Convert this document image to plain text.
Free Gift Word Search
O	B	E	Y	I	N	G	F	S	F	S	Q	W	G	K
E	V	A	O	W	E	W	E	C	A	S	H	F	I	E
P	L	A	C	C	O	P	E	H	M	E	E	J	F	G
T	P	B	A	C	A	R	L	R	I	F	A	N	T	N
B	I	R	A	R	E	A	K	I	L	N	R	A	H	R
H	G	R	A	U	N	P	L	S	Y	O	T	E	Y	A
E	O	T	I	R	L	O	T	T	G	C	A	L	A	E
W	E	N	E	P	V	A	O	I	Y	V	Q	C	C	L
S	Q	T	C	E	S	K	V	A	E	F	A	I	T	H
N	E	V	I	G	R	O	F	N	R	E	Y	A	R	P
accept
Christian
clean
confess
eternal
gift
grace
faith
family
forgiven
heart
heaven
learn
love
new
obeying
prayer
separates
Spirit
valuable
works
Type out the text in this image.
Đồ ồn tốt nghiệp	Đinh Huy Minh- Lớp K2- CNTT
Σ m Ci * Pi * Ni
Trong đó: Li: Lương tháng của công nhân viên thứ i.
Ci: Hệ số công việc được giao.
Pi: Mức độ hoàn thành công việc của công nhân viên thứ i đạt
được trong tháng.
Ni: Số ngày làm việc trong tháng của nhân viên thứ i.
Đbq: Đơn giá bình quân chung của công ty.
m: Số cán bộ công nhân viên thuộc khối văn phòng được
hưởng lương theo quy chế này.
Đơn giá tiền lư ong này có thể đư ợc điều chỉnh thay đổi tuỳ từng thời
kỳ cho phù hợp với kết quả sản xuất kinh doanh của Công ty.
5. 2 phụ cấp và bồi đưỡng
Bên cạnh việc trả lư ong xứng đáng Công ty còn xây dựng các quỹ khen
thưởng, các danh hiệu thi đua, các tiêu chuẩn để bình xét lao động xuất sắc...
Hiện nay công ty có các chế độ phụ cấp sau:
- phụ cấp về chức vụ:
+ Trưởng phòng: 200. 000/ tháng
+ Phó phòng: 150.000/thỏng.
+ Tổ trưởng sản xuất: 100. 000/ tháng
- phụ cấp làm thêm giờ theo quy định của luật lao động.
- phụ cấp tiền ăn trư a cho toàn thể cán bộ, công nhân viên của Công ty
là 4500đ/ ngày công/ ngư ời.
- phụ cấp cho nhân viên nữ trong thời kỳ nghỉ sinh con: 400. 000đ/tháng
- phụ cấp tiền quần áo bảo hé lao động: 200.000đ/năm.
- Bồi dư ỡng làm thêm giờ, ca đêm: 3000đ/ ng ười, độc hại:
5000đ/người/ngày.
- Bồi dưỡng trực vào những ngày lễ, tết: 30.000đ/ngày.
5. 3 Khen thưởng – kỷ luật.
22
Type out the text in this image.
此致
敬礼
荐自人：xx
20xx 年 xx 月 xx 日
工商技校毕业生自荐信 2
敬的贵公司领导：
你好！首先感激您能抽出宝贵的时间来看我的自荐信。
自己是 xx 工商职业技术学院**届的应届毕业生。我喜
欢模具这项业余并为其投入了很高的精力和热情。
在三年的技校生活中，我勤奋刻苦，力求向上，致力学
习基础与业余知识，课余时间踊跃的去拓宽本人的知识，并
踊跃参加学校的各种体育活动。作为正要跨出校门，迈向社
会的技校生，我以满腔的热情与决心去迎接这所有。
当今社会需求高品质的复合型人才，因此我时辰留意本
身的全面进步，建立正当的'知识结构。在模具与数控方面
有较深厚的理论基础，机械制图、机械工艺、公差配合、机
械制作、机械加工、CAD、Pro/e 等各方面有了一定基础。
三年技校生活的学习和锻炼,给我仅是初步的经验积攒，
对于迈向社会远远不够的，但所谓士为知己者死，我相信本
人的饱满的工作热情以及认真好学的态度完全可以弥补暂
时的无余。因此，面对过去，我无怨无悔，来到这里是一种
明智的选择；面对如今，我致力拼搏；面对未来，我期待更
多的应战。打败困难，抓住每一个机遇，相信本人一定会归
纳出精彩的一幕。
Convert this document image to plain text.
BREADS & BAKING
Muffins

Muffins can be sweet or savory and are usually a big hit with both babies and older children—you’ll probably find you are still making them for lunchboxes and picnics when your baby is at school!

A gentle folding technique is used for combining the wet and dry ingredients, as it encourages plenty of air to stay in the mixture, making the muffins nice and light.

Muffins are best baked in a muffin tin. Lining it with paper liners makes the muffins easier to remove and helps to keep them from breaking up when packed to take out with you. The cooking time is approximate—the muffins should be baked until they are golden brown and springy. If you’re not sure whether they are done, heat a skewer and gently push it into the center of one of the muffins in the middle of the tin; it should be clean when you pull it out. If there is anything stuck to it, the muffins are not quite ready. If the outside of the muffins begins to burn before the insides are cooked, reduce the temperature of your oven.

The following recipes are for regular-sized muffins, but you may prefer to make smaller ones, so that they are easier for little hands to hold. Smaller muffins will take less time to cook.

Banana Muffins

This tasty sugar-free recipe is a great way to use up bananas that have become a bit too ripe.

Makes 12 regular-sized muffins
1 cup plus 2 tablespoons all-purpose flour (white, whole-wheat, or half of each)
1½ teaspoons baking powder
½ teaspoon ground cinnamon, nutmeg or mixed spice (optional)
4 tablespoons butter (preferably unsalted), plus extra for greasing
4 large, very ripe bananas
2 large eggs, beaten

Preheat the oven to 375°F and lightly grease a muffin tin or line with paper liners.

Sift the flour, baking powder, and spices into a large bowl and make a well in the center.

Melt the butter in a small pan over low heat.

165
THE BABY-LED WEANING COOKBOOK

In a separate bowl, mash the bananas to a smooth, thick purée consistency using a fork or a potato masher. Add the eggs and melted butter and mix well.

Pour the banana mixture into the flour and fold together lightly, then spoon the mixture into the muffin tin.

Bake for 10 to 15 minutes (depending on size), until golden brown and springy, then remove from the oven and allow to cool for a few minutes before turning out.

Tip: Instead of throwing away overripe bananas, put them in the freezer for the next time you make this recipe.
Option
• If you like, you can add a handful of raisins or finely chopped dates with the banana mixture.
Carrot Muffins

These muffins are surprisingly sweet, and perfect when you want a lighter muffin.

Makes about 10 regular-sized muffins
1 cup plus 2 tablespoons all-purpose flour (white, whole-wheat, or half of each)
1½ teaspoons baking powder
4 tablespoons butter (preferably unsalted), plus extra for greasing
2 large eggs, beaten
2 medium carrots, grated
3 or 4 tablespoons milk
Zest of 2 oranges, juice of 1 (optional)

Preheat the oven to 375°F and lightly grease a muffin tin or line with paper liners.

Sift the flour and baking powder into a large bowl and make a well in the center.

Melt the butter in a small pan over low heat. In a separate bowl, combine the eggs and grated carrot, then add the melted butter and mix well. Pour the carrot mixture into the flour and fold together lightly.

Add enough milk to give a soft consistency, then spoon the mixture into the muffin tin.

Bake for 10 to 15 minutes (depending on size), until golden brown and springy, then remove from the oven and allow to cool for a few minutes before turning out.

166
++++++++
## What you are asked to do
Write the data from above out again, exactly.

## Exercise response
Convert this document image to plain text.
Free Gift Word Search
O	B	E	Y	I	N	G	F	S	F	S	Q	W	G	K
E	V	A	O	W	E	W	E	C	A	S	H	F	I	E
P	L	A	C	C	O	P	E	H	M	E	E	J	F	G
T	P	B	A	C	A	R	L	R	I	F	A	N	T	N
B	I	R	A	R	E	A	K	I	L	N	R	A	H	R
H	G	R	A	U	N	P	L	S	Y	O	T	E	Y	A
E	O	T	I	R	L	O	T	T	G	C	A	L	A	E
W	E	N	E	P	V	A	O	I	Y	V	Q	C	C	L
S	Q	T	C	E	S	K	V	A	E	F	A	I	T	H
N	E	V	I	G	R	O	F	N	R	E	Y	A	R	P
accept
Christian
clean
confess
eternal
gift
grace
faith
family
forgiven
heart
heaven
learn
love
new
obeying
prayer
separates
Spirit
valuable
works
Type out the text in this image.
Đồ ồn tốt nghiệp	Đinh Huy Minh- Lớp K2- CNTT
Σ m Ci * Pi * Ni
Trong đó: Li: Lương tháng của công nhân viên thứ i.
Ci: Hệ số công việc được giao.
Pi: Mức độ hoàn thành công việc của công nhân viên thứ i đạt
được trong tháng.
Ni: Số ngày làm việc trong tháng của nhân viên thứ i.
Đbq: Đơn giá bình quân chung của công ty.
m: Số cán bộ công nhân viên thuộc khối văn phòng được
hưởng lương theo quy chế này.
Đơn giá tiền lư ong này có thể đư ợc điều chỉnh thay đổi tuỳ từng thời
kỳ cho phù hợp với kết quả sản xuất kinh doanh của Công ty.
5. 2 phụ cấp và bồi đưỡng
Bên cạnh việc trả lư ong xứng đáng Công ty còn xây dựng các quỹ khen
thưởng, các danh hiệu thi đua, các tiêu chuẩn để bình xét lao động xuất sắc...
Hiện nay công ty có các chế độ phụ cấp sau:
- phụ cấp về chức vụ:
+ Trưởng phòng: 200. 000/ tháng
+ Phó phòng: 150.000/thỏng.
+ Tổ trưởng sản xuất: 100. 000/ tháng
- phụ cấp làm thêm giờ theo quy định của luật lao động.
- phụ cấp tiền ăn trư a cho toàn thể cán bộ, công nhân viên của Công ty
là 4500đ/ ngày công/ ngư ời.
- phụ cấp cho nhân viên nữ trong thời kỳ nghỉ sinh con: 400. 000đ/tháng
- phụ cấp tiền quần áo bảo hé lao động: 200.000đ/năm.
- Bồi dư ỡng làm thêm giờ, ca đêm: 3000đ/ ng ười, độc hại:
5000đ/người/ngày.
- Bồi dưỡng trực vào những ngày lễ, tết: 30.000đ/ngày.
5. 3 Khen thưởng – kỷ luật.
22
Type out the text in this image.
此致
敬礼
荐自人：xx
20xx 年 xx 月 xx 日
工商技校毕业生自荐信 2
敬的贵公司领导：
你好！首先感激您能抽出宝贵的时间来看我的自荐信。
自己是 xx 工商职业技术学院**届的应届毕业生。我喜
欢模具这项业余并为其投入了很高的精力和热情。
在三年的技校生活中，我勤奋刻苦，力求向上，致力学
习基础与业余知识，课余时间踊跃的去拓宽本人的知识，并
踊跃参加学校的各种体育活动。作为正要跨出校门，迈向社
会的技校生，我以满腔的热情与决心去迎接这所有。
当今社会需求高品质的复合型人才，因此我时辰留意本
身的全面进步，建立正当的'知识结构。在模具与数控方面
有较深厚的理论基础，机械制图、机械工艺、公差配合、机
械制作、机械加工、CAD、Pro/e 等各方面有了一定基础。
三年技校生活的学习和锻炼,给我仅是初步的经验积攒，
对于迈向社会远远不够的，但所谓士为知己者死，我相信本
人的饱满的工作热情以及认真好学的态度完全可以弥补暂
时的无余。因此，面对过去，我无怨无悔，来到这里是一种
明智的选择；面对如今，我致力拼搏；面对未来，我期待更
多的应战。打败困难，抓住每一个机遇，相信本人一定会归
纳出精彩的一幕。
Convert this document image to plain text.
BREADS & BAKING
Muffins

Muffins can be sweet or savory and are usually a big hit with both babies and older children—you’ll probably find you are still making them for lunchboxes and picnics when your baby is at school!

A gentle folding technique is used for combining the wet and dry ingredients, as it encourages plenty of air to stay in the mixture, making the muffins nice and light.

Muffins are best baked in a muffin tin. Lining it with paper liners makes the muffins easier to remove and helps to keep them from breaking up when packed to take out with you. The cooking time is approximate—the muffins should be baked until they are golden brown and springy. If you’re not sure whether they are done, heat a skewer and gently push it into the center of one of the muffins in the middle of the tin; it should be clean when you pull it out. If there is anything stuck to it, the muffins are not quite ready. If the outside of the muffins begins to burn before the insides are cooked, reduce the temperature of your oven.

The following recipes are for regular-sized muffins, but you may prefer to make smaller ones, so that they are easier for little hands to hold. Smaller muffins will take less time to cook.

Banana Muffins

This tasty sugar-free recipe is a great way to use up bananas that have become a bit too ripe.

Makes 12 regular-sized muffins
1 cup plus 2 tablespoons all-purpose flour (white, whole-wheat, or half of each)
1½ teaspoons baking powder
½ teaspoon ground cinnamon, nutmeg or mixed spice (optional)
4 tablespoons butter (preferably unsalted), plus extra for greasing
4 large, very ripe bananas
2 large eggs, beaten

Preheat the oven to 375°F and lightly grease a muffin tin or line with paper liners.

Sift the flour, baking powder, and spices into a large bowl and make a well in the center.

Melt the butter in a small pan over low heat.

165
THE BABY-LED WEANING COOKBOOK

In a separate bowl, mash the bananas to a smooth, thick purée consistency using a fork or a potato masher. Add the eggs and melted butter and mix well.

Pour the banana mixture into the flour and fold together lightly, then spoon the mixture into the muffin tin.

Bake for 10 to 15 minutes (depending on size), until golden brown and springy, then remove from the oven and allow to cool for a few minutes before turning out.

Tip: Instead of throwing away overripe bananas, put them in the freezer for the next time you make this recipe.
Option
• If you like, you can add a handful of raisins or finely chopped dates with the banana mixture.
Carrot Muffins

These muffins are surprisingly sweet, and perfect when you want a lighter muffin.

Makes about 10 regular-sized muffins
1 cup plus 2 tablespoons all-purpose flour (white, whole-wheat, or half of each)
1½ teaspoons baking powder
4 tablespoons butter (preferably unsalted), plus extra for greasing
2 large eggs, beaten
2 medium carrots, grated
3 or 4 tablespoons milk
Zest of 2 oranges, juice of 1 (optional)

Preheat the oven to 375°F and lightly grease a muffin tin or line with paper liners.

Sift the flour and baking powder into a large bowl and make a well in the center.

Melt the butter in a small pan over low heat. In a separate bowl, combine the eggs and grated carrot, then add the melted butter and mix well. Pour the carrot mixture into the flour and fold together lightly.

Add enough milk to give a soft consistency, then spoon the mixture into the muffin tin.

Bake for 10 to 15 minutes (depending on size), until golden brown and springy, then remove from the oven and allow to cool for a few minutes before turning out.

166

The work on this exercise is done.